## DIRECTIONS
Each line in the entries below that holds the string "JSON" is to be listed.

── RECORD SET ──

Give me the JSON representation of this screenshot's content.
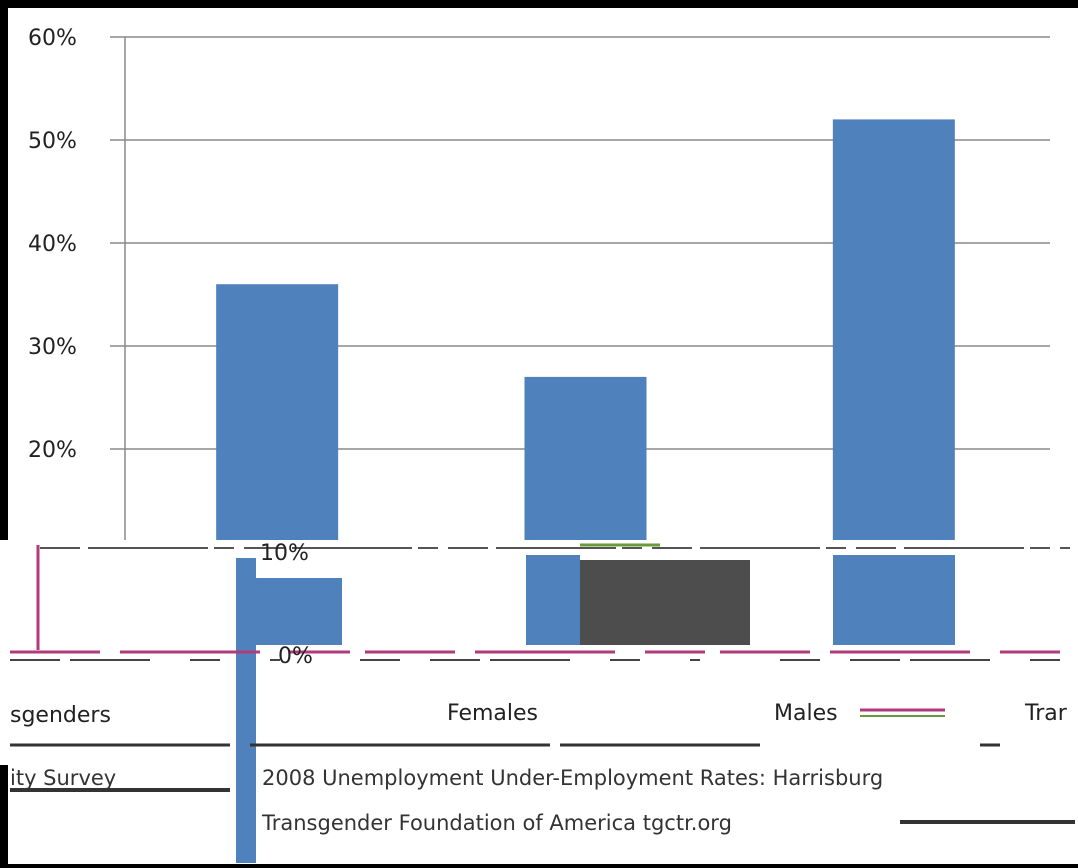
{
  "chart_data": {
    "type": "bar",
    "categories": [
      "Transgenders",
      "Females",
      "Males"
    ],
    "values": [
      36,
      27,
      52
    ],
    "ylim": [
      0,
      60
    ],
    "yticks": [
      "0%",
      "10%",
      "20%",
      "30%",
      "40%",
      "50%",
      "60%"
    ],
    "grid": true,
    "bar_color": "#4f81bd"
  },
  "visible_labels": {
    "categories": [
      "sgenders",
      "Females",
      "Males",
      "Trar"
    ],
    "source_line1": "ity Survey",
    "source_line2": "2008 Unemployment Under-Employment Rates: Harrisburg",
    "source_line3": "Transgender Foundation of America tgctr.org"
  }
}
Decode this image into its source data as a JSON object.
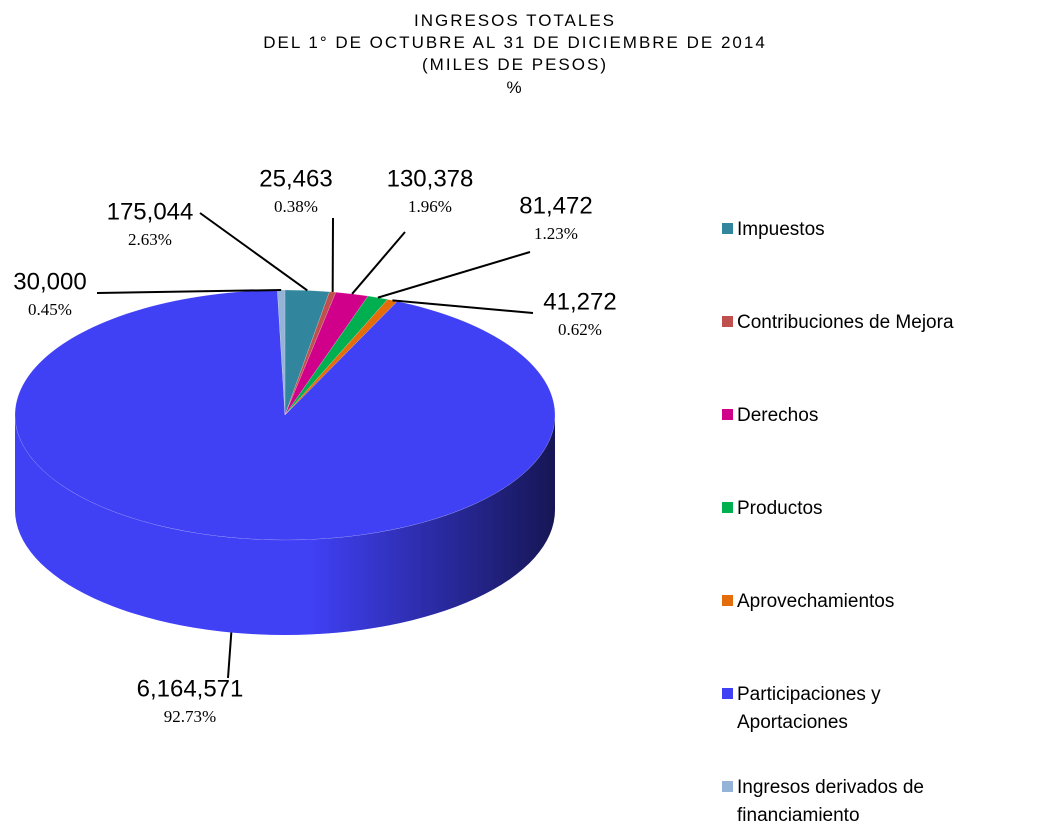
{
  "chart_data": {
    "type": "pie3d",
    "title": [
      "INGRESOS TOTALES",
      "DEL 1° DE OCTUBRE AL 31 DE DICIEMBRE DE 2014",
      "(MILES DE PESOS)",
      "%"
    ],
    "categories": [
      "Impuestos",
      "Contribuciones de Mejora",
      "Derechos",
      "Productos",
      "Aprovechamientos",
      "Participaciones y Aportaciones",
      "Ingresos derivados de financiamiento"
    ],
    "values": [
      175044,
      25463,
      130378,
      81472,
      41272,
      6164571,
      30000
    ],
    "value_labels": [
      "175,044",
      "25,463",
      "130,378",
      "81,472",
      "41,272",
      "6,164,571",
      "30,000"
    ],
    "percentages": [
      2.63,
      0.38,
      1.96,
      1.23,
      0.62,
      92.73,
      0.45
    ],
    "percentage_labels": [
      "2.63%",
      "0.38%",
      "1.96%",
      "1.23%",
      "0.62%",
      "92.73%",
      "0.45%"
    ],
    "colors": [
      "#31859c",
      "#c0504d",
      "#d0008a",
      "#00b050",
      "#e46c0a",
      "#4040f4",
      "#95b3d7"
    ],
    "legend": "right"
  }
}
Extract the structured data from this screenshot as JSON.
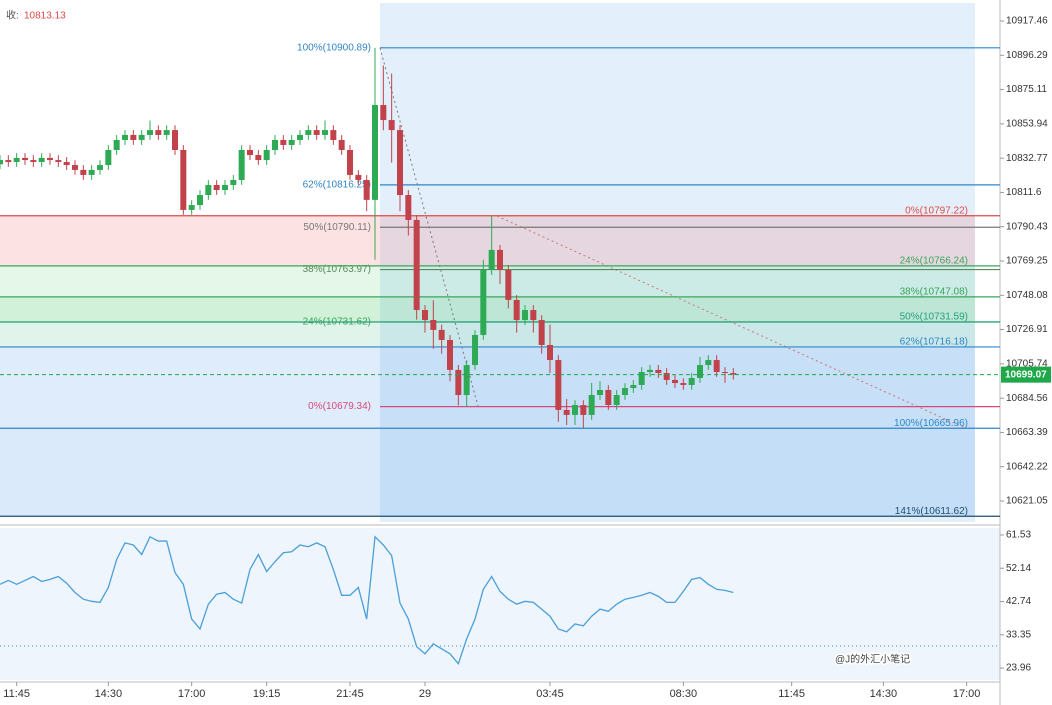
{
  "chart_data": [
    {
      "type": "candlestick",
      "close_label": "收:",
      "close_value": "10813.13",
      "watermark": "@J的外汇小笔记",
      "last_price": 10699.07,
      "last_price_color": "#1ea84a",
      "up_color": "#2eaa55",
      "down_color": "#c2424b",
      "xlim": [
        0,
        120
      ],
      "ylim": [
        10608.08,
        10930.43
      ],
      "yticks": [
        10917.46,
        10896.29,
        10875.11,
        10853.94,
        10832.77,
        10811.6,
        10790.43,
        10769.25,
        10748.08,
        10726.91,
        10705.74,
        10684.56,
        10663.39,
        10642.22,
        10621.05
      ],
      "open": [
        10829.0,
        10831.6,
        10830.4,
        10832.9,
        10831.6,
        10830.4,
        10832.9,
        10831.6,
        10830.4,
        10828.5,
        10825.5,
        10822.4,
        10825.5,
        10828.5,
        10837.8,
        10844.0,
        10847.1,
        10844.0,
        10847.1,
        10850.1,
        10847.1,
        10850.1,
        10837.8,
        10800.8,
        10803.8,
        10810.0,
        10816.2,
        10813.1,
        10816.2,
        10819.3,
        10837.8,
        10834.7,
        10831.6,
        10837.8,
        10844.0,
        10840.9,
        10844.0,
        10847.1,
        10850.1,
        10847.1,
        10850.1,
        10844.0,
        10837.8,
        10822.4,
        10819.3,
        10807.0,
        10865.6,
        10856.3,
        10850.1,
        10810.0,
        10794.6,
        10739.0,
        10732.8,
        10726.7,
        10720.5,
        10702.0,
        10686.5,
        10705.0,
        10723.6,
        10763.7,
        10776.1,
        10763.7,
        10745.2,
        10732.8,
        10739.0,
        10732.8,
        10717.4,
        10708.1,
        10677.3,
        10674.2,
        10680.3,
        10674.2,
        10686.5,
        10689.6,
        10680.3,
        10686.5,
        10690.8,
        10692.7,
        10700.7,
        10702.0,
        10700.1,
        10695.8,
        10693.9,
        10692.7,
        10697.0,
        10705.0,
        10708.1,
        10700.7,
        10700.1
      ],
      "high": [
        10834.6,
        10834.6,
        10835.9,
        10835.9,
        10834.6,
        10835.9,
        10835.9,
        10834.6,
        10833.4,
        10831.5,
        10828.5,
        10828.5,
        10831.5,
        10840.8,
        10847.0,
        10850.1,
        10850.1,
        10850.1,
        10856.0,
        10853.1,
        10853.1,
        10853.1,
        10840.8,
        10806.8,
        10813.0,
        10819.2,
        10819.2,
        10819.2,
        10822.3,
        10840.8,
        10840.8,
        10837.7,
        10840.8,
        10847.0,
        10847.0,
        10847.0,
        10850.1,
        10853.1,
        10853.1,
        10856.0,
        10853.1,
        10847.0,
        10840.8,
        10825.4,
        10822.3,
        10900.9,
        10890.0,
        10885.0,
        10853.1,
        10813.0,
        10797.6,
        10742.0,
        10745.0,
        10730.0,
        10723.5,
        10705.0,
        10708.0,
        10726.6,
        10770.0,
        10797.2,
        10779.1,
        10766.7,
        10748.2,
        10742.0,
        10742.0,
        10735.8,
        10730.0,
        10711.1,
        10684.0,
        10683.3,
        10683.3,
        10694.0,
        10695.0,
        10692.6,
        10689.5,
        10693.8,
        10695.7,
        10703.7,
        10705.0,
        10705.0,
        10703.1,
        10698.8,
        10696.9,
        10700.0,
        10710.0,
        10711.1,
        10711.1,
        10703.7,
        10703.1
      ],
      "low": [
        10826.0,
        10827.4,
        10827.4,
        10828.6,
        10827.4,
        10827.4,
        10828.6,
        10827.4,
        10825.5,
        10822.5,
        10819.4,
        10819.4,
        10822.5,
        10825.5,
        10834.8,
        10841.0,
        10841.0,
        10841.0,
        10844.1,
        10844.1,
        10844.1,
        10834.8,
        10797.8,
        10797.8,
        10800.8,
        10807.0,
        10810.1,
        10810.1,
        10813.2,
        10816.3,
        10831.7,
        10828.6,
        10828.6,
        10834.8,
        10837.9,
        10837.9,
        10841.0,
        10844.1,
        10844.1,
        10844.1,
        10841.0,
        10834.8,
        10819.4,
        10816.3,
        10800.0,
        10770.0,
        10850.0,
        10830.0,
        10800.0,
        10785.0,
        10733.0,
        10725.0,
        10715.0,
        10712.0,
        10695.0,
        10680.0,
        10679.3,
        10702.0,
        10720.6,
        10760.7,
        10755.0,
        10740.0,
        10725.0,
        10729.8,
        10725.0,
        10712.0,
        10700.0,
        10670.0,
        10668.0,
        10668.0,
        10666.0,
        10671.2,
        10683.5,
        10677.3,
        10677.3,
        10683.5,
        10687.8,
        10689.7,
        10697.7,
        10697.1,
        10692.8,
        10690.9,
        10689.7,
        10689.7,
        10694.0,
        10702.0,
        10697.7,
        10694.0,
        10696.1
      ],
      "close": [
        10831.6,
        10830.4,
        10832.9,
        10831.6,
        10830.4,
        10832.9,
        10831.6,
        10830.4,
        10828.5,
        10825.5,
        10822.4,
        10825.5,
        10828.5,
        10837.8,
        10844.0,
        10847.1,
        10844.0,
        10847.1,
        10850.1,
        10847.1,
        10850.1,
        10837.8,
        10800.8,
        10803.8,
        10810.0,
        10816.2,
        10813.1,
        10816.2,
        10819.3,
        10837.8,
        10834.7,
        10831.6,
        10837.8,
        10844.0,
        10840.9,
        10844.0,
        10847.1,
        10850.1,
        10847.1,
        10850.1,
        10844.0,
        10837.8,
        10822.4,
        10819.3,
        10807.0,
        10865.6,
        10856.3,
        10850.1,
        10810.0,
        10794.6,
        10739.0,
        10732.8,
        10726.7,
        10720.5,
        10702.0,
        10686.5,
        10705.0,
        10723.6,
        10763.7,
        10776.1,
        10763.7,
        10745.2,
        10732.8,
        10739.0,
        10732.8,
        10717.4,
        10708.1,
        10677.3,
        10674.2,
        10680.3,
        10674.2,
        10686.5,
        10689.6,
        10680.3,
        10686.5,
        10690.8,
        10692.7,
        10700.7,
        10702.0,
        10700.1,
        10695.8,
        10693.9,
        10692.7,
        10697.0,
        10705.0,
        10708.1,
        10700.7,
        10700.1,
        10699.1
      ],
      "fib_sets": [
        {
          "levels": [
            10900.89,
            10816.25,
            10790.11,
            10763.97,
            10731.62,
            10679.34
          ],
          "labels": [
            "100%(10900.89)",
            "62%(10816.25)",
            "50%(10790.11)",
            "38%(10763.97)",
            "24%(10731.62)",
            "0%(10679.34)"
          ],
          "colors": [
            "#2f86c9",
            "#2f86c9",
            "#777777",
            "#5a8a5a",
            "#3aa65a",
            "#d9487a"
          ]
        },
        {
          "levels": [
            10797.22,
            10766.24,
            10747.08,
            10731.59,
            10716.18,
            10665.96,
            10611.62
          ],
          "labels": [
            "0%(10797.22)",
            "24%(10766.24)",
            "38%(10747.08)",
            "50%(10731.59)",
            "62%(10716.18)",
            "100%(10665.96)",
            "141%(10611.62)"
          ],
          "colors": [
            "#e04848",
            "#3aa65a",
            "#3aa65a",
            "#26a07a",
            "#2f86c9",
            "#2f86c9",
            "#1f4e6e"
          ],
          "band_colors": [
            "rgba(242,110,110,0.2)",
            "rgba(90,205,120,0.16)",
            "rgba(90,205,120,0.28)",
            "rgba(120,205,170,0.22)",
            "rgba(90,160,235,0.2)",
            "rgba(90,160,235,0.22)"
          ]
        }
      ]
    },
    {
      "type": "line",
      "color": "#4a9fd8",
      "xlim": [
        0,
        120
      ],
      "ylim": [
        20.6,
        63.49
      ],
      "yticks": [
        61.53,
        52.14,
        42.74,
        33.35,
        23.96
      ],
      "reference_line": 30.2,
      "xticks": [
        {
          "value": 2,
          "label": "11:45"
        },
        {
          "value": 13,
          "label": "14:30"
        },
        {
          "value": 23,
          "label": "17:00"
        },
        {
          "value": 32,
          "label": "19:15"
        },
        {
          "value": 42,
          "label": "21:45"
        },
        {
          "value": 51,
          "label": "29"
        },
        {
          "value": 66,
          "label": "03:45"
        },
        {
          "value": 82,
          "label": "08:30"
        },
        {
          "value": 95,
          "label": "11:45"
        },
        {
          "value": 106,
          "label": "14:30"
        },
        {
          "value": 116,
          "label": "17:00"
        }
      ],
      "values": [
        47.6,
        48.7,
        47.6,
        48.7,
        49.8,
        48.4,
        49.0,
        49.8,
        47.9,
        45.3,
        43.4,
        42.8,
        42.5,
        46.7,
        54.6,
        59.3,
        58.7,
        56.0,
        61.0,
        59.8,
        59.8,
        50.9,
        47.6,
        37.8,
        35.0,
        42.0,
        44.8,
        45.3,
        43.4,
        42.3,
        51.8,
        56.0,
        51.2,
        54.0,
        56.5,
        56.8,
        58.7,
        58.2,
        59.3,
        58.2,
        51.8,
        44.5,
        44.5,
        46.7,
        37.8,
        61.0,
        58.7,
        55.7,
        42.3,
        37.8,
        30.0,
        28.0,
        30.8,
        29.4,
        28.0,
        25.2,
        32.2,
        37.8,
        46.2,
        49.8,
        45.6,
        43.4,
        42.0,
        42.8,
        42.5,
        40.6,
        38.6,
        35.0,
        34.2,
        36.4,
        35.9,
        38.6,
        40.6,
        40.0,
        42.0,
        43.4,
        43.9,
        44.5,
        45.3,
        44.2,
        42.5,
        42.5,
        45.6,
        49.0,
        49.5,
        47.6,
        46.2,
        45.9,
        45.3
      ]
    }
  ]
}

───

## SOLUTION BELOW
Give me the JSON representation of this screenshot's content.
Decode this image into its source data as a JSON object.
Extract the structured data from this screenshot as JSON.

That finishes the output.